■ TASK TO COMPLETE: Reproduce the records below in full and exactly, without their images.

[Dataset items]
================

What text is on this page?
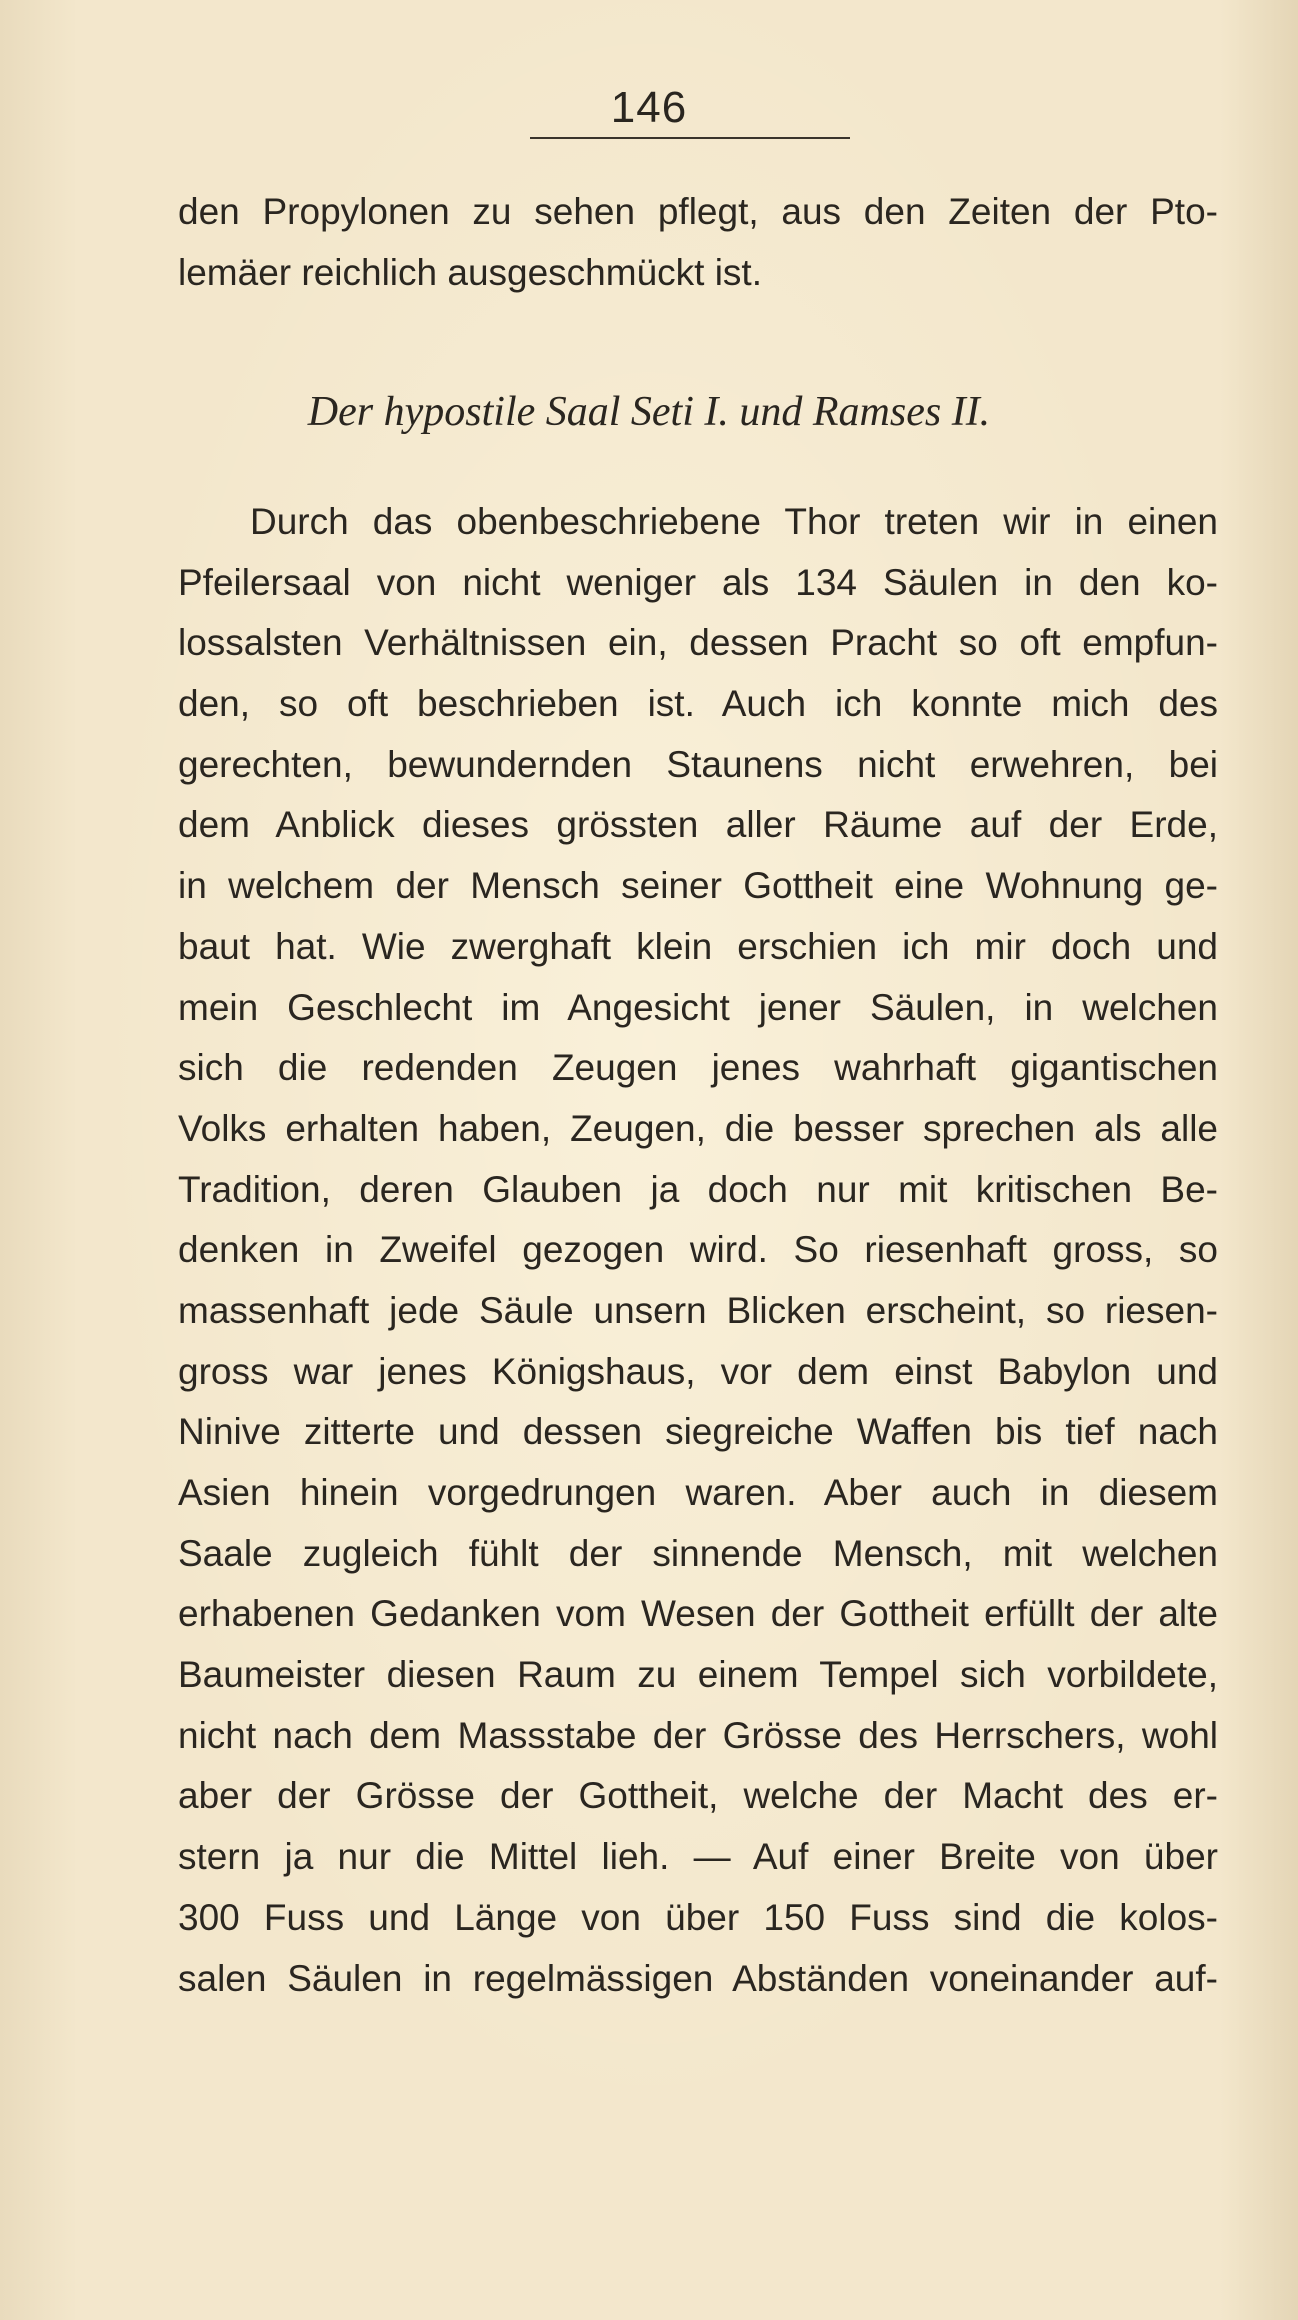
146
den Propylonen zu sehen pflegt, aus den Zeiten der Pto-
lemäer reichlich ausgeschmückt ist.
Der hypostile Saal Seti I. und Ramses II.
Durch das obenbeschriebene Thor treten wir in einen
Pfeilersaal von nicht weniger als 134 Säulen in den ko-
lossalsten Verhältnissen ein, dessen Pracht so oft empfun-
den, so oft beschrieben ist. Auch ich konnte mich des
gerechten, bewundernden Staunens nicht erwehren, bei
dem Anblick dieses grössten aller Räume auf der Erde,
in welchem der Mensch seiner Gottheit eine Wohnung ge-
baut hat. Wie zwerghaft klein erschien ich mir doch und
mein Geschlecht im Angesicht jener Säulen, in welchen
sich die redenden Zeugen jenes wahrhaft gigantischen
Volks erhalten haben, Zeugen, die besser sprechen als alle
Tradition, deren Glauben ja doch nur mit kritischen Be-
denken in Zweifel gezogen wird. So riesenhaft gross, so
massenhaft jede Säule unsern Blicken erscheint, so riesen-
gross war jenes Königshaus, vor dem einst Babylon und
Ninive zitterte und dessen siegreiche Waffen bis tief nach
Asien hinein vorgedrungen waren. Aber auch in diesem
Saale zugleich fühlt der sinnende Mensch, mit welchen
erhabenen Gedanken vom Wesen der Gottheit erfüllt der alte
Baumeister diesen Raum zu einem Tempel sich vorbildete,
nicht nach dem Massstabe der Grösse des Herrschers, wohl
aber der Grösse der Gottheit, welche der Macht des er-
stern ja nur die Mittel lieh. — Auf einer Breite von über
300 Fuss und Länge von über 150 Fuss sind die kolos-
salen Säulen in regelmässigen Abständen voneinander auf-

================

■ RESULT OF THE EXERCISE:
What text is on this page?
146
den Propylonen zu sehen pflegt, aus den Zeiten der Pto-
lemäer reichlich ausgeschmückt ist.
Der hypostile Saal Seti I. und Ramses II.
Durch das obenbeschriebene Thor treten wir in einen
Pfeilersaal von nicht weniger als 134 Säulen in den ko-
lossalsten Verhältnissen ein, dessen Pracht so oft empfun-
den, so oft beschrieben ist. Auch ich konnte mich des
gerechten, bewundernden Staunens nicht erwehren, bei
dem Anblick dieses grössten aller Räume auf der Erde,
in welchem der Mensch seiner Gottheit eine Wohnung ge-
baut hat. Wie zwerghaft klein erschien ich mir doch und
mein Geschlecht im Angesicht jener Säulen, in welchen
sich die redenden Zeugen jenes wahrhaft gigantischen
Volks erhalten haben, Zeugen, die besser sprechen als alle
Tradition, deren Glauben ja doch nur mit kritischen Be-
denken in Zweifel gezogen wird. So riesenhaft gross, so
massenhaft jede Säule unsern Blicken erscheint, so riesen-
gross war jenes Königshaus, vor dem einst Babylon und
Ninive zitterte und dessen siegreiche Waffen bis tief nach
Asien hinein vorgedrungen waren. Aber auch in diesem
Saale zugleich fühlt der sinnende Mensch, mit welchen
erhabenen Gedanken vom Wesen der Gottheit erfüllt der alte
Baumeister diesen Raum zu einem Tempel sich vorbildete,
nicht nach dem Massstabe der Grösse des Herrschers, wohl
aber der Grösse der Gottheit, welche der Macht des er-
stern ja nur die Mittel lieh. — Auf einer Breite von über
300 Fuss und Länge von über 150 Fuss sind die kolos-
salen Säulen in regelmässigen Abständen voneinander auf-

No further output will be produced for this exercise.